Skip the pictures and extract all of the lines exactly as written.
-- start Data extract --
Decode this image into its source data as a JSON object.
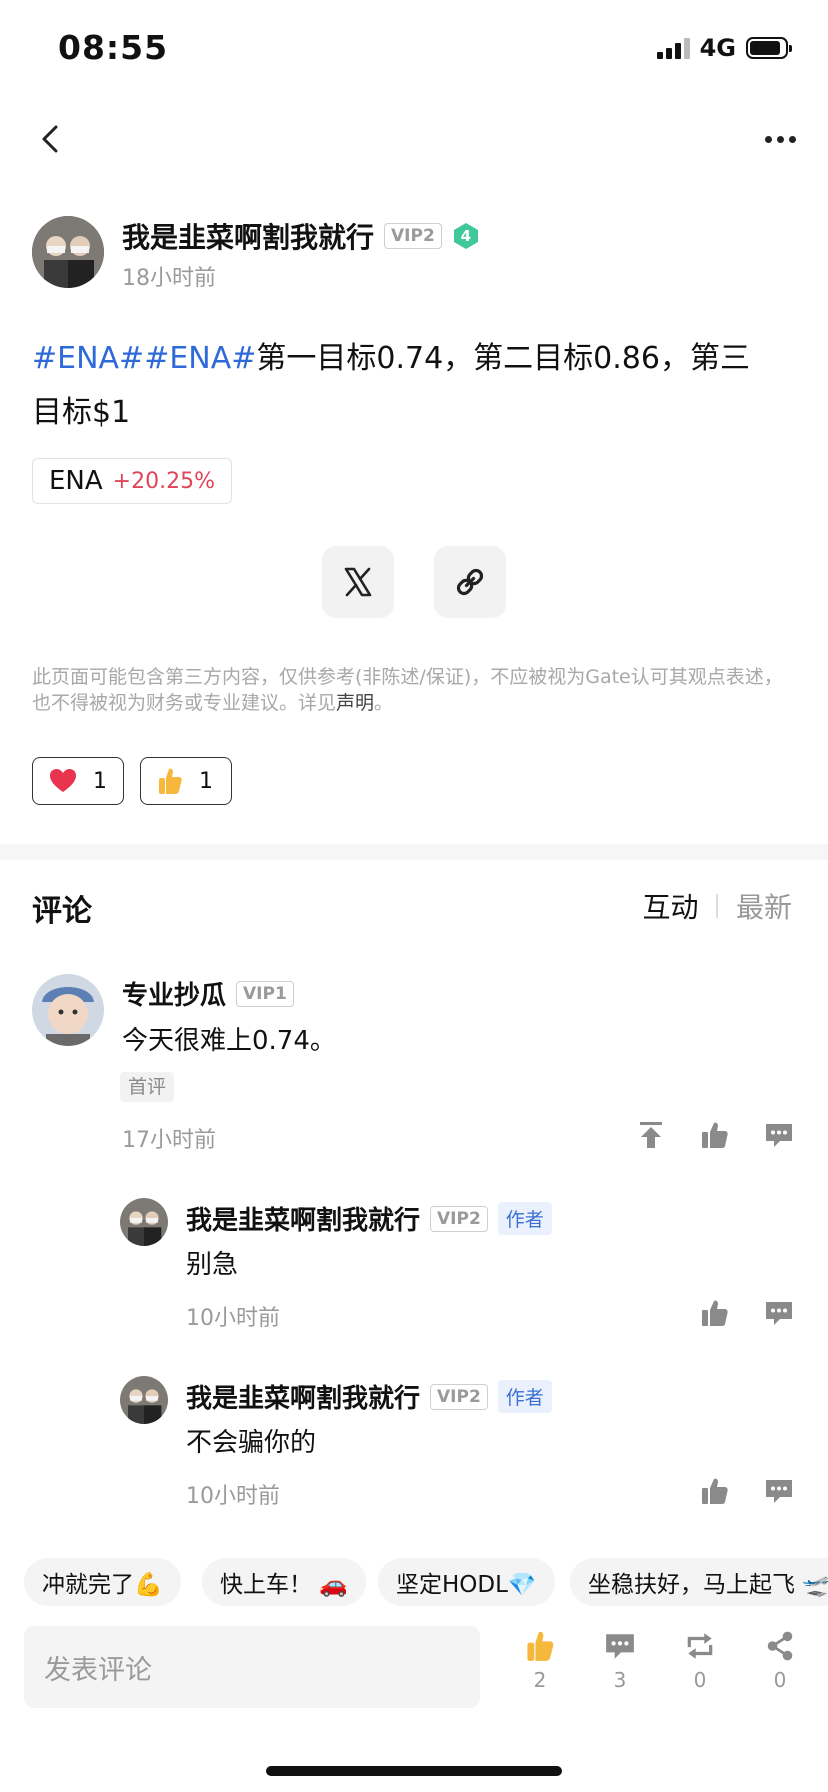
{
  "status_bar": {
    "time": "08:55",
    "network": "4G"
  },
  "post": {
    "author": {
      "name": "我是韭菜啊割我就行",
      "vip": "VIP2",
      "level": "4",
      "time": "18小时前"
    },
    "tags": "#ENA##ENA#",
    "text_line1": "第一目标0.74，第二目标0.86，第三",
    "text_line2": "目标$1",
    "coin": {
      "symbol": "ENA",
      "change": "+20.25%"
    },
    "disclaimer_main": "此页面可能包含第三方内容，仅供参考(非陈述/保证)，不应被视为Gate认可其观点表述，也不得被视为财务或专业建议。详见",
    "disclaimer_link": "声明",
    "disclaimer_end": "。",
    "reactions": [
      {
        "icon": "heart-icon",
        "count": "1"
      },
      {
        "icon": "thumbs-up-emoji-icon",
        "count": "1"
      }
    ]
  },
  "comments_section": {
    "title": "评论",
    "sort_options": [
      "互动",
      "最新"
    ],
    "comments": [
      {
        "name": "专业抄瓜",
        "vip": "VIP1",
        "text": "今天很难上0.74。",
        "badge": "首评",
        "time": "17小时前"
      }
    ],
    "replies": [
      {
        "name": "我是韭菜啊割我就行",
        "vip": "VIP2",
        "badge": "作者",
        "text": "别急",
        "time": "10小时前"
      },
      {
        "name": "我是韭菜啊割我就行",
        "vip": "VIP2",
        "badge": "作者",
        "text": "不会骗你的",
        "time": "10小时前"
      }
    ]
  },
  "quick_replies": [
    "冲就完了💪",
    "快上车！ 🚗",
    "坚定HODL💎",
    "坐稳扶好，马上起飞 🛫"
  ],
  "bottom_bar": {
    "input_placeholder": "发表评论",
    "actions": [
      {
        "icon": "like-icon",
        "count": "2"
      },
      {
        "icon": "comment-icon",
        "count": "3"
      },
      {
        "icon": "repost-icon",
        "count": "0"
      },
      {
        "icon": "share-icon",
        "count": "0"
      }
    ]
  },
  "colors": {
    "tag_blue": "#2e6ad8",
    "up_red": "#e0455a",
    "like_yellow": "#f5b83d"
  }
}
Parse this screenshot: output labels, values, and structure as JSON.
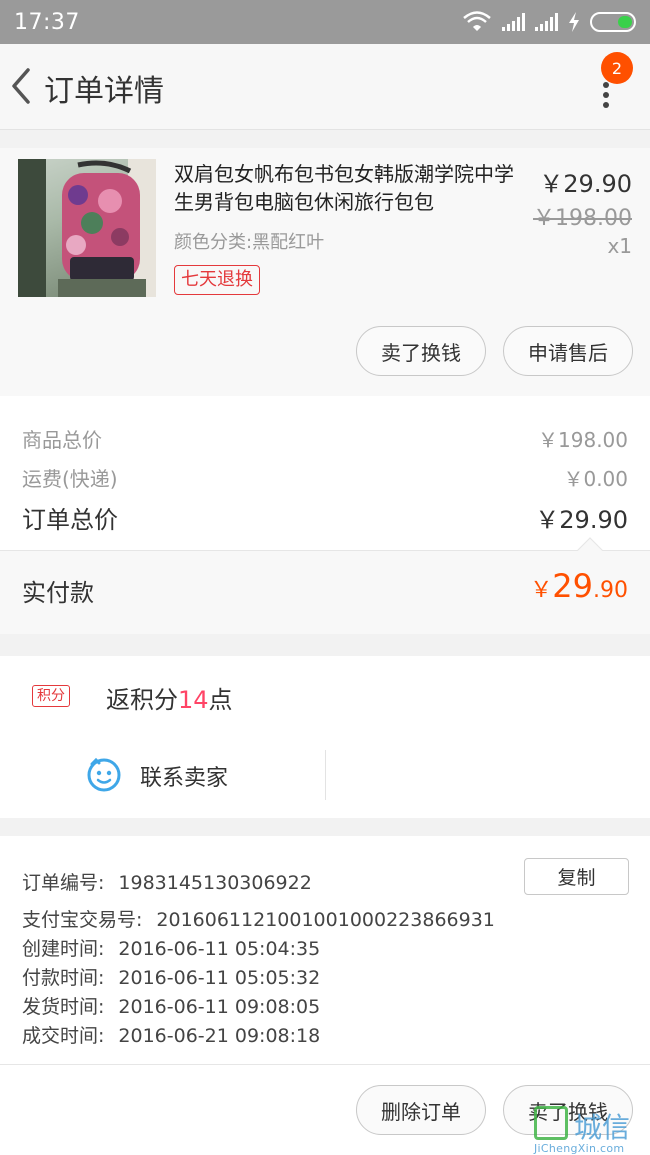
-- end Data extract --
Solved exercise =>
Decode this image into its source data as a JSON object.
{
  "status_bar": {
    "time": "08:55",
    "network": "4G"
  },
  "post": {
    "author": {
      "name": "我是韭菜啊割我就行",
      "vip": "VIP2",
      "level": "4",
      "time": "18小时前"
    },
    "tags": "#ENA##ENA#",
    "text_line1": "第一目标0.74，第二目标0.86，第三",
    "text_line2": "目标$1",
    "coin": {
      "symbol": "ENA",
      "change": "+20.25%"
    },
    "disclaimer_main": "此页面可能包含第三方内容，仅供参考(非陈述/保证)，不应被视为Gate认可其观点表述，也不得被视为财务或专业建议。详见",
    "disclaimer_link": "声明",
    "disclaimer_end": "。",
    "reactions": [
      {
        "icon": "heart-icon",
        "count": "1"
      },
      {
        "icon": "thumbs-up-emoji-icon",
        "count": "1"
      }
    ]
  },
  "comments_section": {
    "title": "评论",
    "sort_options": [
      "互动",
      "最新"
    ],
    "comments": [
      {
        "name": "专业抄瓜",
        "vip": "VIP1",
        "text": "今天很难上0.74。",
        "badge": "首评",
        "time": "17小时前"
      }
    ],
    "replies": [
      {
        "name": "我是韭菜啊割我就行",
        "vip": "VIP2",
        "badge": "作者",
        "text": "别急",
        "time": "10小时前"
      },
      {
        "name": "我是韭菜啊割我就行",
        "vip": "VIP2",
        "badge": "作者",
        "text": "不会骗你的",
        "time": "10小时前"
      }
    ]
  },
  "quick_replies": [
    "冲就完了💪",
    "快上车！ 🚗",
    "坚定HODL💎",
    "坐稳扶好，马上起飞 🛫"
  ],
  "bottom_bar": {
    "input_placeholder": "发表评论",
    "actions": [
      {
        "icon": "like-icon",
        "count": "2"
      },
      {
        "icon": "comment-icon",
        "count": "3"
      },
      {
        "icon": "repost-icon",
        "count": "0"
      },
      {
        "icon": "share-icon",
        "count": "0"
      }
    ]
  },
  "colors": {
    "tag_blue": "#2e6ad8",
    "up_red": "#e0455a",
    "like_yellow": "#f5b83d"
  }
}
Parse this screenshot: output labels, values, and structure as JSON.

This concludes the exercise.